→ **Written problem**
Reproduce all of the material exactly as shown.

[Data records]
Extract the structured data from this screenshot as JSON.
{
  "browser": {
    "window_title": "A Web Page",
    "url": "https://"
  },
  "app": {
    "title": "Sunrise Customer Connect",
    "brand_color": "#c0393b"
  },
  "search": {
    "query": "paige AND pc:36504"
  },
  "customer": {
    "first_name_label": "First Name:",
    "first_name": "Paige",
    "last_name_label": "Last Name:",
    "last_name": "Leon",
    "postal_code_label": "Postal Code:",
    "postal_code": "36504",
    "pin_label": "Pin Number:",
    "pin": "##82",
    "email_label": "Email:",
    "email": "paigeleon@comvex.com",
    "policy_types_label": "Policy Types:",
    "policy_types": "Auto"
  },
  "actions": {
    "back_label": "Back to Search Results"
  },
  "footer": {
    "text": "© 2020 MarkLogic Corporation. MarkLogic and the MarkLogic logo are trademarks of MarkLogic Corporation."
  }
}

→ **Solved exercise**
Extract the structured data from this screenshot as JSON.
{
  "browser": {
    "window_title": "A Web Page",
    "url": "https://"
  },
  "app": {
    "title": "Sunrise Customer Connect",
    "brand_color": "#c0393b"
  },
  "search": {
    "query": "paige AND pc:36504"
  },
  "customer": {
    "first_name_label": "First Name:",
    "first_name": "Paige",
    "last_name_label": "Last Name:",
    "last_name": "Leon",
    "postal_code_label": "Postal Code:",
    "postal_code": "36504",
    "pin_label": "Pin Number:",
    "pin": "##82",
    "email_label": "Email:",
    "email": "paigeleon@comvex.com",
    "policy_types_label": "Policy Types:",
    "policy_types": "Auto"
  },
  "actions": {
    "back_label": "Back to Search Results"
  },
  "footer": {
    "text": "© 2020 MarkLogic Corporation. MarkLogic and the MarkLogic logo are trademarks of MarkLogic Corporation."
  }
}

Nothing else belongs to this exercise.